**What to produce**
In the data below, locate each line with the word "gian" and list it.

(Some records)
┄┄┄┄┄┄┄┄┄┄

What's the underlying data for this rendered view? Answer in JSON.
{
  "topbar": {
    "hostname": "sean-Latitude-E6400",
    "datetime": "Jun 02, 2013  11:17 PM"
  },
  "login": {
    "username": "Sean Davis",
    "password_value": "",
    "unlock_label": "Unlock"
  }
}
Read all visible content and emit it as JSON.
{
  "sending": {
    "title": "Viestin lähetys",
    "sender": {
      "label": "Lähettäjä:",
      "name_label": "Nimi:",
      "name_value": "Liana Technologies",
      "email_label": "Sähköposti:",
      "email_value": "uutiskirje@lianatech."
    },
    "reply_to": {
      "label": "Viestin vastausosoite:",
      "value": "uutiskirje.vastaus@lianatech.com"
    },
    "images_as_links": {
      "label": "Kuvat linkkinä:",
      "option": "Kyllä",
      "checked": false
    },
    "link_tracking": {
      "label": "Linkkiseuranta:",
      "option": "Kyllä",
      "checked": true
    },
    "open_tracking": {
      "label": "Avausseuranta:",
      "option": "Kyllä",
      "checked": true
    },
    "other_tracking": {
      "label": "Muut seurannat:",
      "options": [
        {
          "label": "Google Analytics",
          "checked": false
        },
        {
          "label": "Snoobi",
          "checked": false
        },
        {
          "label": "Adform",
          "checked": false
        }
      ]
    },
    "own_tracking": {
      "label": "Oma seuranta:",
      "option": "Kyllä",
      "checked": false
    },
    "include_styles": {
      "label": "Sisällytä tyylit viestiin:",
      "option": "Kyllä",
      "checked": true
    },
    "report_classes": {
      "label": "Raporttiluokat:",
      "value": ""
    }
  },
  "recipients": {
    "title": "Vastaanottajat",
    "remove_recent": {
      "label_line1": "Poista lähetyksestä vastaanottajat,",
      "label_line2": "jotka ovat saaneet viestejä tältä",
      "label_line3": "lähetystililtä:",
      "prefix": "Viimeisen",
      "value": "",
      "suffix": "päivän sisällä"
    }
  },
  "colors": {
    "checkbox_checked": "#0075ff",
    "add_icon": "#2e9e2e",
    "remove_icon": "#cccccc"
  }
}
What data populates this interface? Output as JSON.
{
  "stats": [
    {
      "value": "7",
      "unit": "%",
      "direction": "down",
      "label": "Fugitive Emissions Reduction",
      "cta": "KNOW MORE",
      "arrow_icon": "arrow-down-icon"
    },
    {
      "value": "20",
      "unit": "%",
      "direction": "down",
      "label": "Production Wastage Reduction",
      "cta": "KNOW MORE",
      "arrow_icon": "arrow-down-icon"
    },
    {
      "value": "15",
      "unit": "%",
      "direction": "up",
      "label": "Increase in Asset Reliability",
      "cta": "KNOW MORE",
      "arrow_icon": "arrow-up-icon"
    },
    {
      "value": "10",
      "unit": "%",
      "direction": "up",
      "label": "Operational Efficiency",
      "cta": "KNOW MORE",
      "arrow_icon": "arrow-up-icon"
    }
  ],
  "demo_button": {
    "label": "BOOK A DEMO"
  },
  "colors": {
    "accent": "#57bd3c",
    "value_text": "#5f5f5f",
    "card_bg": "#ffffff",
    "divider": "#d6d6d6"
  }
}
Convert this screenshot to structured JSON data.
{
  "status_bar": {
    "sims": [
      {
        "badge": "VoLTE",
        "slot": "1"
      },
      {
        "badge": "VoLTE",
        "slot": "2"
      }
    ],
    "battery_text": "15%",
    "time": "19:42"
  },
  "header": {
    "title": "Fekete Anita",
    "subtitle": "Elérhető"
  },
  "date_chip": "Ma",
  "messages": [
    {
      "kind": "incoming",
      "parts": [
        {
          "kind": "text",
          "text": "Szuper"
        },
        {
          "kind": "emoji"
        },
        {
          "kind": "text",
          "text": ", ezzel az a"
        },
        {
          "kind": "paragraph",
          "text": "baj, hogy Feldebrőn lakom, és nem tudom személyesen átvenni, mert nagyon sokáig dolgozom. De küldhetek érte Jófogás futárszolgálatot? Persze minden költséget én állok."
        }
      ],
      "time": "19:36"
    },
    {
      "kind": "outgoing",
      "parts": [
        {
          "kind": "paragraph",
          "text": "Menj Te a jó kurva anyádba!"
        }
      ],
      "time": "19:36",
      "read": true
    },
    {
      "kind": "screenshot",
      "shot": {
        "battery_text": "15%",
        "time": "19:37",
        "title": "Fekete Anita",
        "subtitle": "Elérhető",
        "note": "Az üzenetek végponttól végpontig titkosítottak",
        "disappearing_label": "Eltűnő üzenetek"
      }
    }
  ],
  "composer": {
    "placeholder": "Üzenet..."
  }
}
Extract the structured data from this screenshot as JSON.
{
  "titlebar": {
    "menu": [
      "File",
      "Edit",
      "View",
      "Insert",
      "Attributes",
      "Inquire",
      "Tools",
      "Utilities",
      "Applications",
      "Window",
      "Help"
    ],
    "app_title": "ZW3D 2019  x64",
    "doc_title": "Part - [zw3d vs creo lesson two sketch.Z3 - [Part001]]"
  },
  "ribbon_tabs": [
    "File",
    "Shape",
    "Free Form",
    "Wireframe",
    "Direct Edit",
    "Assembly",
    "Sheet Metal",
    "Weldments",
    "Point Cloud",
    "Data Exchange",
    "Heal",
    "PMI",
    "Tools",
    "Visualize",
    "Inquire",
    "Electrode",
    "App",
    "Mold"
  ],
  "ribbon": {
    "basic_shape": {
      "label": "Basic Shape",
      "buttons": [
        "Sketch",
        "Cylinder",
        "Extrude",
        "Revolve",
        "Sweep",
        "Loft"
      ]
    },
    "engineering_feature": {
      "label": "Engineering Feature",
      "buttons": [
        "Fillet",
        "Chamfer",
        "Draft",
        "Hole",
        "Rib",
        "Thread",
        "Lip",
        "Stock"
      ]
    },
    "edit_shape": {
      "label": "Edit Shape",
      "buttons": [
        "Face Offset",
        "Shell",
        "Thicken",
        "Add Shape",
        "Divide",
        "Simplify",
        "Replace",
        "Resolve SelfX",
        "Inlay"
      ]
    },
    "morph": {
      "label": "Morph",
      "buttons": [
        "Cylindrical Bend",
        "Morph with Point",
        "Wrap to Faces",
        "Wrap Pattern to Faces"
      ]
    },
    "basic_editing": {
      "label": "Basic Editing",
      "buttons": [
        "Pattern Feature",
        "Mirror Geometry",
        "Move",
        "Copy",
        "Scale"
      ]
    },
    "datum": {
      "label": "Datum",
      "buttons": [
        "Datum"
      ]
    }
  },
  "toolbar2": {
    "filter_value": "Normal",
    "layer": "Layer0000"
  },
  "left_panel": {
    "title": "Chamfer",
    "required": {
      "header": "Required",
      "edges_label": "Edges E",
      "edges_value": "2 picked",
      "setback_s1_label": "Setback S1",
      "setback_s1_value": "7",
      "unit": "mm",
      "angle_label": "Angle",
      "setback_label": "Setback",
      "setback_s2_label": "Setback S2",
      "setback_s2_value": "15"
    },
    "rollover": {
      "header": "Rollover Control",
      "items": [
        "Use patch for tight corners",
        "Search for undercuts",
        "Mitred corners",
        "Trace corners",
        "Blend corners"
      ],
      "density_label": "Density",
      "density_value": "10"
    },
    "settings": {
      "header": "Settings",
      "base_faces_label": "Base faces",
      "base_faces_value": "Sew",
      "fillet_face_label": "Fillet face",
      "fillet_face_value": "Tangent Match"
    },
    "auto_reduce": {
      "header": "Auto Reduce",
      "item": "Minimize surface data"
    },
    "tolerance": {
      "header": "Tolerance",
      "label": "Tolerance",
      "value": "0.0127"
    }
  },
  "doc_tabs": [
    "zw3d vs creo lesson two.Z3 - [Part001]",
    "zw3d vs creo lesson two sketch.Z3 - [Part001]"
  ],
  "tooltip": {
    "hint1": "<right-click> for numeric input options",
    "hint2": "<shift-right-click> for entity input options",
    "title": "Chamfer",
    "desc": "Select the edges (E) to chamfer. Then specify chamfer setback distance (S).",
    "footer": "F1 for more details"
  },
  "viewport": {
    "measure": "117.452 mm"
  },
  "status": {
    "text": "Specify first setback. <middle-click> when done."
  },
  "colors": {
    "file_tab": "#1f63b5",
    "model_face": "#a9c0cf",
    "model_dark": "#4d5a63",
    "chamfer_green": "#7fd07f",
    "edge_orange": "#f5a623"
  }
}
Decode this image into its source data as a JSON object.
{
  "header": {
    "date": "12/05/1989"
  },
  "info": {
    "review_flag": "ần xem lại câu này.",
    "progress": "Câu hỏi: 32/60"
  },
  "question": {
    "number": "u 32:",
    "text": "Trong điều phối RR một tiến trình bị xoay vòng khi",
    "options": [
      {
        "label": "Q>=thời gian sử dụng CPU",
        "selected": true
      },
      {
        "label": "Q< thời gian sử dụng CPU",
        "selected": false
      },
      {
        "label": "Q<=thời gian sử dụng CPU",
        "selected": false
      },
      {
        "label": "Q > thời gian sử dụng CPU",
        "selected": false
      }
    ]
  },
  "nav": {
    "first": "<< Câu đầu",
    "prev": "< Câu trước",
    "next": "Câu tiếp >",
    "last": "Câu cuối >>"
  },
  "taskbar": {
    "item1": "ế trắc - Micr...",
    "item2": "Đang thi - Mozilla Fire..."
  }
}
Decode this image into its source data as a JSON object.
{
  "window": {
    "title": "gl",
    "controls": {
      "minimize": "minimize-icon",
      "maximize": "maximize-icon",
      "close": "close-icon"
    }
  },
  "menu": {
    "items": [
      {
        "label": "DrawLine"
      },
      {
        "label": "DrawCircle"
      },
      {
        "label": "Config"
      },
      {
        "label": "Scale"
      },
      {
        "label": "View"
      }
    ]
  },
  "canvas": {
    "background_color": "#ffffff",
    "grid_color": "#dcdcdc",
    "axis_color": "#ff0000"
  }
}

┄┄┄┄┄┄┄┄┄┄

**Result of the exercise**
        "label": "Q>=thời gian sử dụng CPU",
        "label": "Q< thời gian sử dụng CPU",
        "label": "Q<=thời gian sử dụng CPU",
        "label": "Q > thời gian sử dụng CPU",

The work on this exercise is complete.